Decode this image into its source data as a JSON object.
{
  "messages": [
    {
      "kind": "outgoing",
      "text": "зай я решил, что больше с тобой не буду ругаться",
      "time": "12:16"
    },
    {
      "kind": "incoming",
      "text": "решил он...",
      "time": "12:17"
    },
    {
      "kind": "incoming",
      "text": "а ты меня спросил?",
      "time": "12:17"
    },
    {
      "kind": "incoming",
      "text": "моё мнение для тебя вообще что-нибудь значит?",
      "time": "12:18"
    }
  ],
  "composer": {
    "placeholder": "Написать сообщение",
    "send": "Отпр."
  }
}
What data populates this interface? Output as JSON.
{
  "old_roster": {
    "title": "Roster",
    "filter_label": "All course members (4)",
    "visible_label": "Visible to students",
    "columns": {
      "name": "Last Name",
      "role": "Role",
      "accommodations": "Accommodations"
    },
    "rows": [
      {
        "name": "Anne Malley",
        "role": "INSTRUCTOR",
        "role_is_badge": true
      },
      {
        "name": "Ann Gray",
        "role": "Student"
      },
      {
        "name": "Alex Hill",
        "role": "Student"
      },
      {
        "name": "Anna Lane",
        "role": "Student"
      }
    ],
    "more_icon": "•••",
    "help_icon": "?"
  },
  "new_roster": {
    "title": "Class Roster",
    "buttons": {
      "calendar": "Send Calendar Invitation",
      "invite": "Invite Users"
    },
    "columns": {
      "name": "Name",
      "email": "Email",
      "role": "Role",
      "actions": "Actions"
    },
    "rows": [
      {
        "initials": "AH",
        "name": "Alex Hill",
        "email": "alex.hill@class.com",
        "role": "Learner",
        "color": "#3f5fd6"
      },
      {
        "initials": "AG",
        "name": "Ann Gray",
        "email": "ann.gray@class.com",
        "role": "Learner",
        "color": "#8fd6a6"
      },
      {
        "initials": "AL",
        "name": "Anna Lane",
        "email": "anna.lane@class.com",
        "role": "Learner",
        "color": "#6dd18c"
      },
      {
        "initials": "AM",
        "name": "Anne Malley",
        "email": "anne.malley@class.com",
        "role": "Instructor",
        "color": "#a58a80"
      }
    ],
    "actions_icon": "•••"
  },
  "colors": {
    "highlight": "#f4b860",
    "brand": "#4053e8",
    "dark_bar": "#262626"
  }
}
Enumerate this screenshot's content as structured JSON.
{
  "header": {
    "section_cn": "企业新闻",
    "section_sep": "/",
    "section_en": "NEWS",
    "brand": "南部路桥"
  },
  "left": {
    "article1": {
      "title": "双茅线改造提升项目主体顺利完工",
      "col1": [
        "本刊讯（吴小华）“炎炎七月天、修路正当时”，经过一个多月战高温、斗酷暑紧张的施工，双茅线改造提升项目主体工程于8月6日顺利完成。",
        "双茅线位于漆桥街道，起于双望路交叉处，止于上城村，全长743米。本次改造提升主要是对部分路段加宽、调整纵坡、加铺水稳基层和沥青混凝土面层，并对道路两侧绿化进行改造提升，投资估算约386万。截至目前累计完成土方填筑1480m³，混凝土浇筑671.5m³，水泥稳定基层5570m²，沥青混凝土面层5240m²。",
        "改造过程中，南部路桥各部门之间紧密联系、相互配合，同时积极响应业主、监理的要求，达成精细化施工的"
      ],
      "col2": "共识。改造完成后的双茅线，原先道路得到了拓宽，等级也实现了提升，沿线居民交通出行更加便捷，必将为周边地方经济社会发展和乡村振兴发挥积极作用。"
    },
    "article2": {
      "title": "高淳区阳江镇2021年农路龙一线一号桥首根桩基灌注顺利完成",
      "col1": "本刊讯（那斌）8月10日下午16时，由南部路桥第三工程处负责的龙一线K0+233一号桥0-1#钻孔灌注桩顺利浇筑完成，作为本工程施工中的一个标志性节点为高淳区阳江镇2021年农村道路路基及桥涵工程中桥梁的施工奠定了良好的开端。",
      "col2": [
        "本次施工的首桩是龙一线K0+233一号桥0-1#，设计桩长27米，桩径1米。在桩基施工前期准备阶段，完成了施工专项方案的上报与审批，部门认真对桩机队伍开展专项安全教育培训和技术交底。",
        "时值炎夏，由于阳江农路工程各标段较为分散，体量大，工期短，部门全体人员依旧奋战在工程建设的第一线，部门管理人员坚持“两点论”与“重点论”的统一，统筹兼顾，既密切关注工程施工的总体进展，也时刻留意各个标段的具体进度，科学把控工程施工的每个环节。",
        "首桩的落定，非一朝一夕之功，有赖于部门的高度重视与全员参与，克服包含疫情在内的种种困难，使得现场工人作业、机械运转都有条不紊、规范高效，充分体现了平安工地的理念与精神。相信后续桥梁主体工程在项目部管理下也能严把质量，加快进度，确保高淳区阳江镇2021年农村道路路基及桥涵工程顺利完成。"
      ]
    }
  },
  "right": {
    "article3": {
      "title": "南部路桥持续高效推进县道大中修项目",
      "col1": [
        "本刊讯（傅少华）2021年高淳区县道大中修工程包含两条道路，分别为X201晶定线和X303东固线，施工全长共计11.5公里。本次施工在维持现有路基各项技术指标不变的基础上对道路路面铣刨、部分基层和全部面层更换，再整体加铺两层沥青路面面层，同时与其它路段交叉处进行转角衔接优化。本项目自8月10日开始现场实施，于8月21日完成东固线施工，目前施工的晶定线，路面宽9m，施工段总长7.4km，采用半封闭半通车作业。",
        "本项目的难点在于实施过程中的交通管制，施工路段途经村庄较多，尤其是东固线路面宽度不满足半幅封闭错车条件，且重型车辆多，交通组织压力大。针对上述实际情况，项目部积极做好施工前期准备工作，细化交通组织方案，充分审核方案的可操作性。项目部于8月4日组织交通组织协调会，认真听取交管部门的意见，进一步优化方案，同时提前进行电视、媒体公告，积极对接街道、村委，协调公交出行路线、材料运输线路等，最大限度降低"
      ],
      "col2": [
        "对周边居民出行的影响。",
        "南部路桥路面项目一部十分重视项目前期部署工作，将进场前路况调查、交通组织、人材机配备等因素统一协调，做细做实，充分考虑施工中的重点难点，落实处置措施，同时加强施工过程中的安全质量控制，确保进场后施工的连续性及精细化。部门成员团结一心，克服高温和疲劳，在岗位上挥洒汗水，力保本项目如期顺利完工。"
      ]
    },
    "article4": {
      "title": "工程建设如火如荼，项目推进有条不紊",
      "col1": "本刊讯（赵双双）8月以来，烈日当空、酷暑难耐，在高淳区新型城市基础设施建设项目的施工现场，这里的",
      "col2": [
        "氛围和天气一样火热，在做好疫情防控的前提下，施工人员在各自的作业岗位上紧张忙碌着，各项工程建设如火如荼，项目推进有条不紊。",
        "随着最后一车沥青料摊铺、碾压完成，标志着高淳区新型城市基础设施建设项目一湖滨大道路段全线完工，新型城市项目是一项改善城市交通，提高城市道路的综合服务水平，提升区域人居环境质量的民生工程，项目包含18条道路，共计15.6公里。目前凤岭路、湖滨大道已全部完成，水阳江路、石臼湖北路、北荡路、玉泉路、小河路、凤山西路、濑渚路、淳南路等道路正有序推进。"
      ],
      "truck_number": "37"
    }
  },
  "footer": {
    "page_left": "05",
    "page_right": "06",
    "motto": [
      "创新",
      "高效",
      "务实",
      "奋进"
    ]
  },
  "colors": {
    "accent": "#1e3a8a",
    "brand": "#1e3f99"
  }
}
────────────────
EXERCISE BRIEF
Repeat the listing in full, keeping every line exactly as it is.

SOLVED EXERCISE
Decode this image into its source data as a JSON object.
{
  "messages": [
    {
      "kind": "outgoing",
      "text": "зай я решил, что больше с тобой не буду ругаться",
      "time": "12:16"
    },
    {
      "kind": "incoming",
      "text": "решил он...",
      "time": "12:17"
    },
    {
      "kind": "incoming",
      "text": "а ты меня спросил?",
      "time": "12:17"
    },
    {
      "kind": "incoming",
      "text": "моё мнение для тебя вообще что-нибудь значит?",
      "time": "12:18"
    }
  ],
  "composer": {
    "placeholder": "Написать сообщение",
    "send": "Отпр."
  }
}
What data populates this interface? Output as JSON.
{
  "old_roster": {
    "title": "Roster",
    "filter_label": "All course members (4)",
    "visible_label": "Visible to students",
    "columns": {
      "name": "Last Name",
      "role": "Role",
      "accommodations": "Accommodations"
    },
    "rows": [
      {
        "name": "Anne Malley",
        "role": "INSTRUCTOR",
        "role_is_badge": true
      },
      {
        "name": "Ann Gray",
        "role": "Student"
      },
      {
        "name": "Alex Hill",
        "role": "Student"
      },
      {
        "name": "Anna Lane",
        "role": "Student"
      }
    ],
    "more_icon": "•••",
    "help_icon": "?"
  },
  "new_roster": {
    "title": "Class Roster",
    "buttons": {
      "calendar": "Send Calendar Invitation",
      "invite": "Invite Users"
    },
    "columns": {
      "name": "Name",
      "email": "Email",
      "role": "Role",
      "actions": "Actions"
    },
    "rows": [
      {
        "initials": "AH",
        "name": "Alex Hill",
        "email": "alex.hill@class.com",
        "role": "Learner",
        "color": "#3f5fd6"
      },
      {
        "initials": "AG",
        "name": "Ann Gray",
        "email": "ann.gray@class.com",
        "role": "Learner",
        "color": "#8fd6a6"
      },
      {
        "initials": "AL",
        "name": "Anna Lane",
        "email": "anna.lane@class.com",
        "role": "Learner",
        "color": "#6dd18c"
      },
      {
        "initials": "AM",
        "name": "Anne Malley",
        "email": "anne.malley@class.com",
        "role": "Instructor",
        "color": "#a58a80"
      }
    ],
    "actions_icon": "•••"
  },
  "colors": {
    "highlight": "#f4b860",
    "brand": "#4053e8",
    "dark_bar": "#262626"
  }
}
Enumerate this screenshot's content as structured JSON.
{
  "header": {
    "section_cn": "企业新闻",
    "section_sep": "/",
    "section_en": "NEWS",
    "brand": "南部路桥"
  },
  "left": {
    "article1": {
      "title": "双茅线改造提升项目主体顺利完工",
      "col1": [
        "本刊讯（吴小华）“炎炎七月天、修路正当时”，经过一个多月战高温、斗酷暑紧张的施工，双茅线改造提升项目主体工程于8月6日顺利完成。",
        "双茅线位于漆桥街道，起于双望路交叉处，止于上城村，全长743米。本次改造提升主要是对部分路段加宽、调整纵坡、加铺水稳基层和沥青混凝土面层，并对道路两侧绿化进行改造提升，投资估算约386万。截至目前累计完成土方填筑1480m³，混凝土浇筑671.5m³，水泥稳定基层5570m²，沥青混凝土面层5240m²。",
        "改造过程中，南部路桥各部门之间紧密联系、相互配合，同时积极响应业主、监理的要求，达成精细化施工的"
      ],
      "col2": "共识。改造完成后的双茅线，原先道路得到了拓宽，等级也实现了提升，沿线居民交通出行更加便捷，必将为周边地方经济社会发展和乡村振兴发挥积极作用。"
    },
    "article2": {
      "title": "高淳区阳江镇2021年农路龙一线一号桥首根桩基灌注顺利完成",
      "col1": "本刊讯（那斌）8月10日下午16时，由南部路桥第三工程处负责的龙一线K0+233一号桥0-1#钻孔灌注桩顺利浇筑完成，作为本工程施工中的一个标志性节点为高淳区阳江镇2021年农村道路路基及桥涵工程中桥梁的施工奠定了良好的开端。",
      "col2": [
        "本次施工的首桩是龙一线K0+233一号桥0-1#，设计桩长27米，桩径1米。在桩基施工前期准备阶段，完成了施工专项方案的上报与审批，部门认真对桩机队伍开展专项安全教育培训和技术交底。",
        "时值炎夏，由于阳江农路工程各标段较为分散，体量大，工期短，部门全体人员依旧奋战在工程建设的第一线，部门管理人员坚持“两点论”与“重点论”的统一，统筹兼顾，既密切关注工程施工的总体进展，也时刻留意各个标段的具体进度，科学把控工程施工的每个环节。",
        "首桩的落定，非一朝一夕之功，有赖于部门的高度重视与全员参与，克服包含疫情在内的种种困难，使得现场工人作业、机械运转都有条不紊、规范高效，充分体现了平安工地的理念与精神。相信后续桥梁主体工程在项目部管理下也能严把质量，加快进度，确保高淳区阳江镇2021年农村道路路基及桥涵工程顺利完成。"
      ]
    }
  },
  "right": {
    "article3": {
      "title": "南部路桥持续高效推进县道大中修项目",
      "col1": [
        "本刊讯（傅少华）2021年高淳区县道大中修工程包含两条道路，分别为X201晶定线和X303东固线，施工全长共计11.5公里。本次施工在维持现有路基各项技术指标不变的基础上对道路路面铣刨、部分基层和全部面层更换，再整体加铺两层沥青路面面层，同时与其它路段交叉处进行转角衔接优化。本项目自8月10日开始现场实施，于8月21日完成东固线施工，目前施工的晶定线，路面宽9m，施工段总长7.4km，采用半封闭半通车作业。",
        "本项目的难点在于实施过程中的交通管制，施工路段途经村庄较多，尤其是东固线路面宽度不满足半幅封闭错车条件，且重型车辆多，交通组织压力大。针对上述实际情况，项目部积极做好施工前期准备工作，细化交通组织方案，充分审核方案的可操作性。项目部于8月4日组织交通组织协调会，认真听取交管部门的意见，进一步优化方案，同时提前进行电视、媒体公告，积极对接街道、村委，协调公交出行路线、材料运输线路等，最大限度降低"
      ],
      "col2": [
        "对周边居民出行的影响。",
        "南部路桥路面项目一部十分重视项目前期部署工作，将进场前路况调查、交通组织、人材机配备等因素统一协调，做细做实，充分考虑施工中的重点难点，落实处置措施，同时加强施工过程中的安全质量控制，确保进场后施工的连续性及精细化。部门成员团结一心，克服高温和疲劳，在岗位上挥洒汗水，力保本项目如期顺利完工。"
      ]
    },
    "article4": {
      "title": "工程建设如火如荼，项目推进有条不紊",
      "col1": "本刊讯（赵双双）8月以来，烈日当空、酷暑难耐，在高淳区新型城市基础设施建设项目的施工现场，这里的",
      "col2": [
        "氛围和天气一样火热，在做好疫情防控的前提下，施工人员在各自的作业岗位上紧张忙碌着，各项工程建设如火如荼，项目推进有条不紊。",
        "随着最后一车沥青料摊铺、碾压完成，标志着高淳区新型城市基础设施建设项目一湖滨大道路段全线完工，新型城市项目是一项改善城市交通，提高城市道路的综合服务水平，提升区域人居环境质量的民生工程，项目包含18条道路，共计15.6公里。目前凤岭路、湖滨大道已全部完成，水阳江路、石臼湖北路、北荡路、玉泉路、小河路、凤山西路、濑渚路、淳南路等道路正有序推进。"
      ],
      "truck_number": "37"
    }
  },
  "footer": {
    "page_left": "05",
    "page_right": "06",
    "motto": [
      "创新",
      "高效",
      "务实",
      "奋进"
    ]
  },
  "colors": {
    "accent": "#1e3a8a",
    "brand": "#1e3f99"
  }
}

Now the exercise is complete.